_STATED PROBLEM_. Transcribe every line exactly and omit anything that is a picture.

_DATA FOR PROCESSING_.
------------------------------------

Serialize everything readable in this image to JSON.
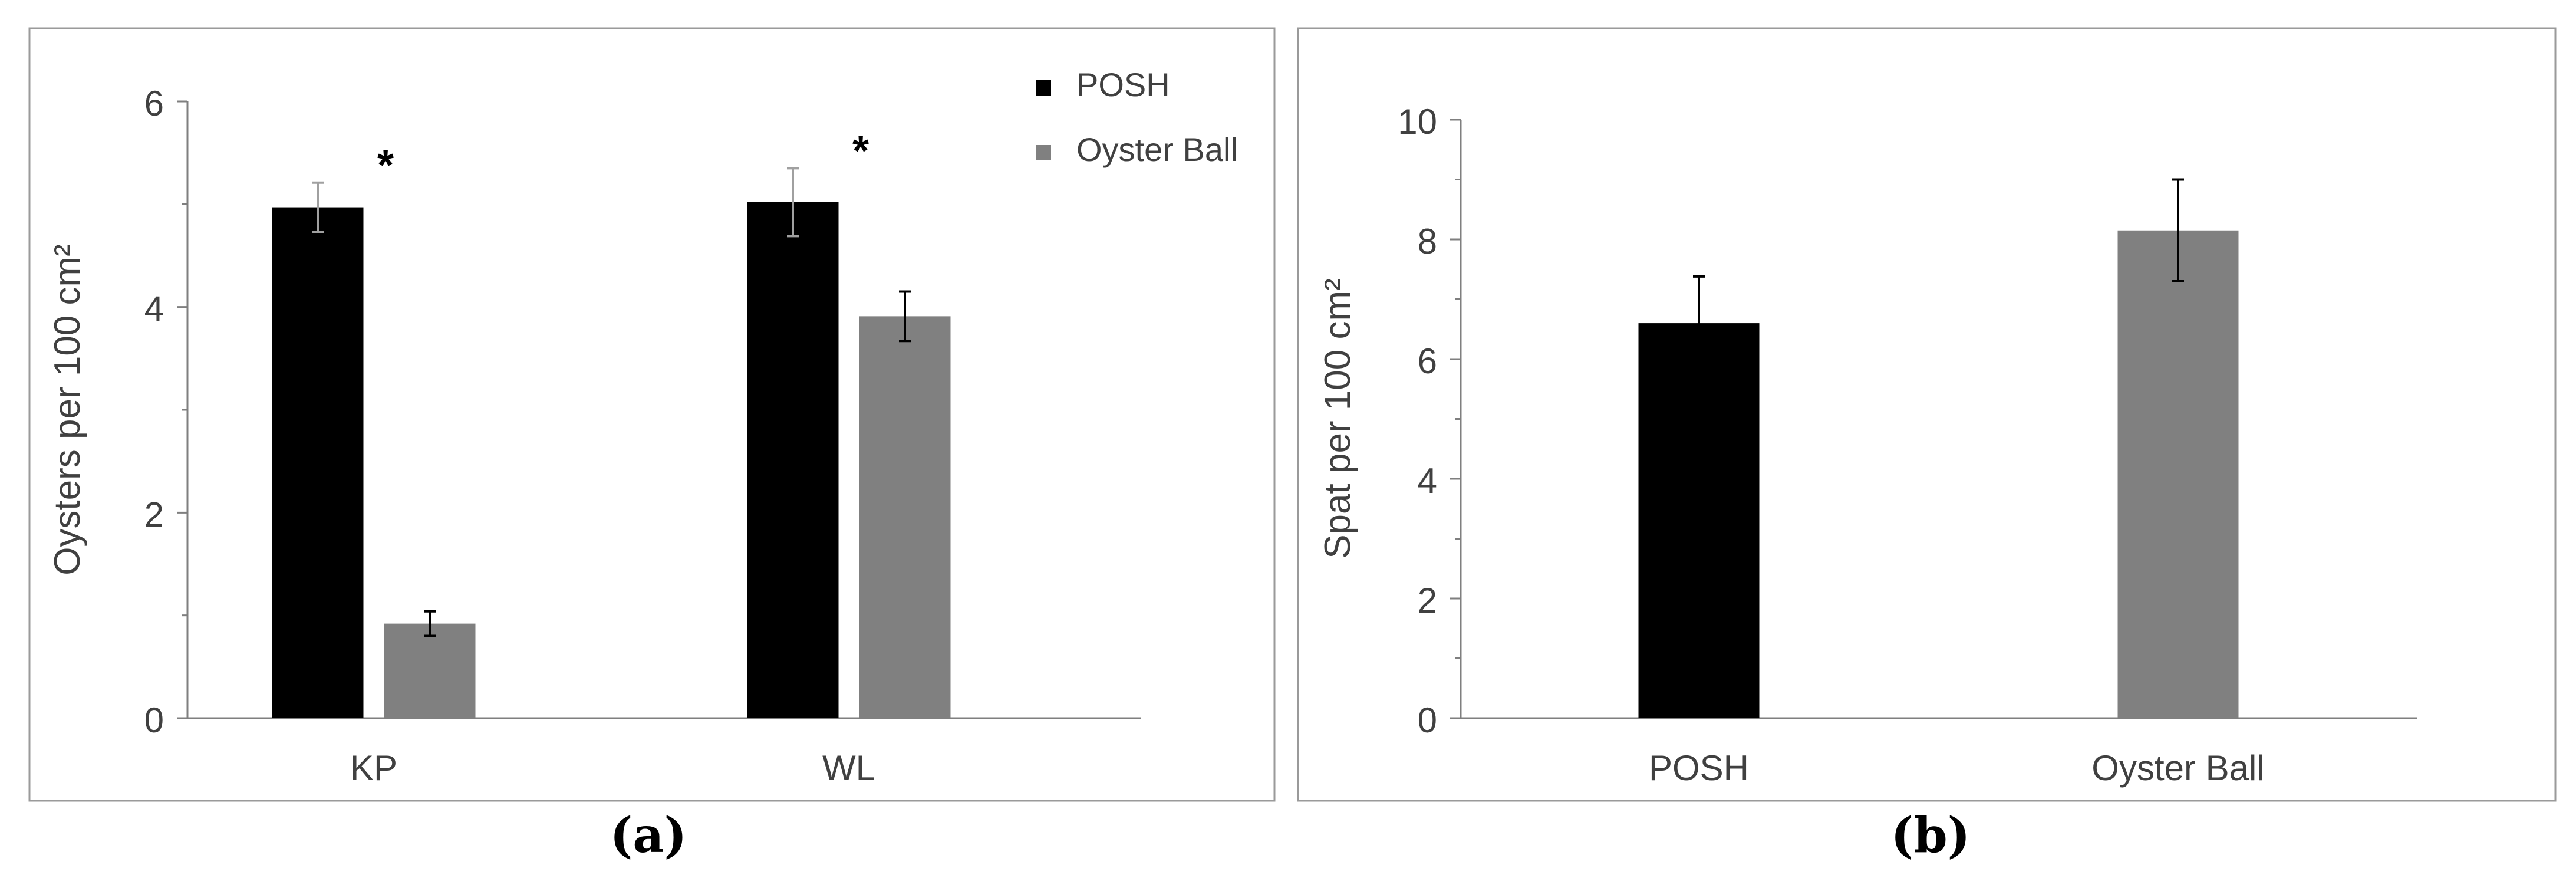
{
  "panels": [
    {
      "id": "a",
      "caption": "(a)",
      "chart_data": {
        "type": "bar",
        "categories": [
          "KP",
          "WL"
        ],
        "series": [
          {
            "name": "POSH",
            "color": "#000000",
            "values": [
              4.97,
              5.02
            ],
            "errors": [
              0.24,
              0.33
            ]
          },
          {
            "name": "Oyster Ball",
            "color": "#808080",
            "values": [
              0.92,
              3.91
            ],
            "errors": [
              0.12,
              0.24
            ]
          }
        ],
        "annotations": [
          "*",
          "*"
        ],
        "title": "",
        "xlabel": "",
        "ylabel": "Oysters per 100 cm²",
        "ylim": [
          0,
          6
        ],
        "yticks": [
          "0",
          "2",
          "4",
          "6"
        ],
        "grid": false,
        "legend": "top-right"
      }
    },
    {
      "id": "b",
      "caption": "(b)",
      "chart_data": {
        "type": "bar",
        "categories": [
          "POSH",
          "Oyster Ball"
        ],
        "values": [
          6.6,
          8.15
        ],
        "errors": [
          0.78,
          0.85
        ],
        "colors": [
          "#000000",
          "#808080"
        ],
        "title": "",
        "xlabel": "",
        "ylabel": "Spat per 100 cm²",
        "ylim": [
          0,
          10
        ],
        "yticks": [
          "0",
          "2",
          "4",
          "6",
          "8",
          "10"
        ],
        "grid": false
      }
    }
  ]
}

------------------------------------

_SOLUTION TO THIS EXERCISE_.
Serialize everything readable in this image to JSON.
{
  "panels": [
    {
      "id": "a",
      "caption": "(a)",
      "chart_data": {
        "type": "bar",
        "categories": [
          "KP",
          "WL"
        ],
        "series": [
          {
            "name": "POSH",
            "color": "#000000",
            "values": [
              4.97,
              5.02
            ],
            "errors": [
              0.24,
              0.33
            ]
          },
          {
            "name": "Oyster Ball",
            "color": "#808080",
            "values": [
              0.92,
              3.91
            ],
            "errors": [
              0.12,
              0.24
            ]
          }
        ],
        "annotations": [
          "*",
          "*"
        ],
        "title": "",
        "xlabel": "",
        "ylabel": "Oysters per 100 cm²",
        "ylim": [
          0,
          6
        ],
        "yticks": [
          "0",
          "2",
          "4",
          "6"
        ],
        "grid": false,
        "legend": "top-right"
      }
    },
    {
      "id": "b",
      "caption": "(b)",
      "chart_data": {
        "type": "bar",
        "categories": [
          "POSH",
          "Oyster Ball"
        ],
        "values": [
          6.6,
          8.15
        ],
        "errors": [
          0.78,
          0.85
        ],
        "colors": [
          "#000000",
          "#808080"
        ],
        "title": "",
        "xlabel": "",
        "ylabel": "Spat per 100 cm²",
        "ylim": [
          0,
          10
        ],
        "yticks": [
          "0",
          "2",
          "4",
          "6",
          "8",
          "10"
        ],
        "grid": false
      }
    }
  ]
}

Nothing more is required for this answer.